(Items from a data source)
=====
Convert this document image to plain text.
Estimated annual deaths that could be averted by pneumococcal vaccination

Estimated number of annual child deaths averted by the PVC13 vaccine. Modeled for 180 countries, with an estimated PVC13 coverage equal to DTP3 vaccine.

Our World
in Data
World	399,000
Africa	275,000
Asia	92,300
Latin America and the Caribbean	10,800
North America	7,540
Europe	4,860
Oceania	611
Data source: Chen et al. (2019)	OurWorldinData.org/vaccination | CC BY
=====
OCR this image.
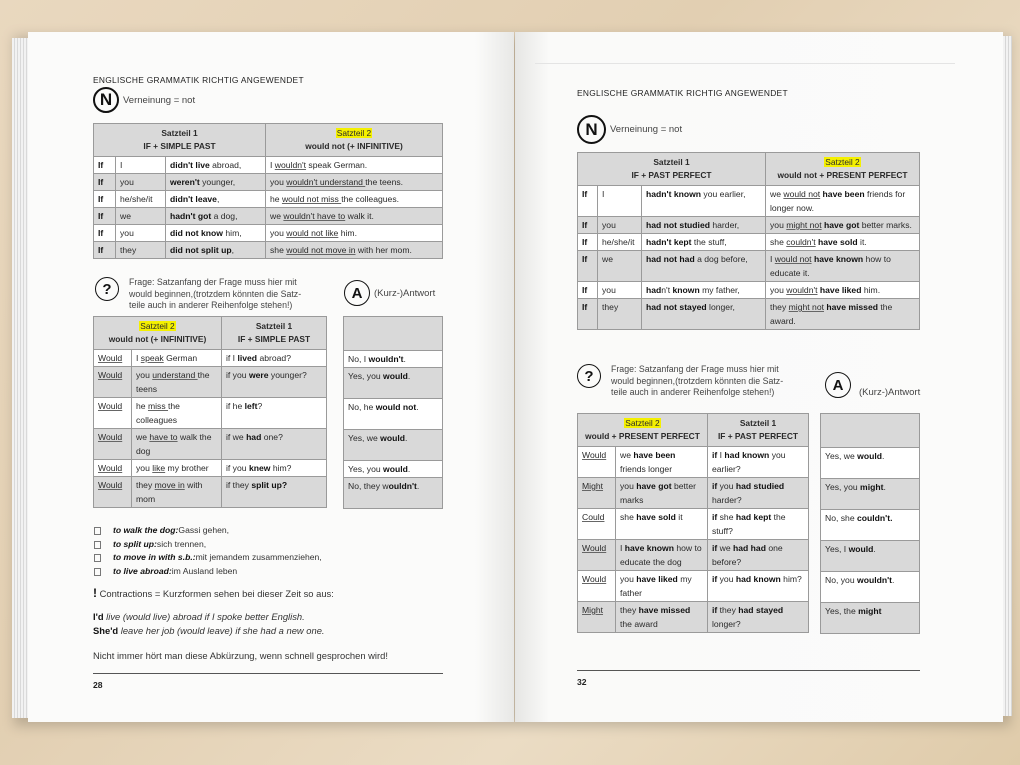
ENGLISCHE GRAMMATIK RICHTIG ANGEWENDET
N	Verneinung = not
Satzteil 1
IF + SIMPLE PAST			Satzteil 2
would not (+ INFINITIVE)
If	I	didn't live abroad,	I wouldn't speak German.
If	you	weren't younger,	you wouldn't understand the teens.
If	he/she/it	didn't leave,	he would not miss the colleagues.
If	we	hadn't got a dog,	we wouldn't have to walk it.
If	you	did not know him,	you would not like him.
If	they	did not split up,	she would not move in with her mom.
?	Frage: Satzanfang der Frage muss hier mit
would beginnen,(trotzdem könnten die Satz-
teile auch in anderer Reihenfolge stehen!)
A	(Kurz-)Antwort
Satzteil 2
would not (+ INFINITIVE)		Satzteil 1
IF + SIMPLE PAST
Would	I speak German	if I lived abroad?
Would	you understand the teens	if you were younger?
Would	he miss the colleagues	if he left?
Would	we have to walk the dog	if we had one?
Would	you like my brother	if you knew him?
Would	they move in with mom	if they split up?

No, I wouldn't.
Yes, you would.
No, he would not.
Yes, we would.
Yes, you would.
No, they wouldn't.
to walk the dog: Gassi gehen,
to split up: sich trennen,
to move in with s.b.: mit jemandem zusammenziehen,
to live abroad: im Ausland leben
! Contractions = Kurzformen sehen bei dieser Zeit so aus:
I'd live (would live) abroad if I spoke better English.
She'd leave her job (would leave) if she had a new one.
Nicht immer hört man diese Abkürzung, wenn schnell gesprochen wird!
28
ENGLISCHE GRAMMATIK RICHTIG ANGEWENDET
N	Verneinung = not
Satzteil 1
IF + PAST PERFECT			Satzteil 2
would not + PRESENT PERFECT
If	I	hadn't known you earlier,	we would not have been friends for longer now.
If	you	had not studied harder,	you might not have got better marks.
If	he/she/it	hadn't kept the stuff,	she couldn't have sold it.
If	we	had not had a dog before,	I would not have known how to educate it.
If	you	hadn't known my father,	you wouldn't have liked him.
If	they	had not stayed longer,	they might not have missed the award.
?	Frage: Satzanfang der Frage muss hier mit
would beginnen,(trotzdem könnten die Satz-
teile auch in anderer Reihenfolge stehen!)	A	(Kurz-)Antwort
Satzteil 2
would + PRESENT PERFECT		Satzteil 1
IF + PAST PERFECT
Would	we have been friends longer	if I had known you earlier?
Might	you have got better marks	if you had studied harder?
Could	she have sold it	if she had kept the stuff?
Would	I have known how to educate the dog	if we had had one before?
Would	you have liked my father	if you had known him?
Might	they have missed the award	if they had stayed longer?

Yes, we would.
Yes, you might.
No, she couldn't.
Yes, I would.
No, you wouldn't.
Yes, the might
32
=====
**Written instruction**.
Find all lines with "harder" in them and copy each one.

**Result for this task**.
If	you	had not studied harder,	you might not have got better marks.
Might	you have got better marks	if you had studied harder?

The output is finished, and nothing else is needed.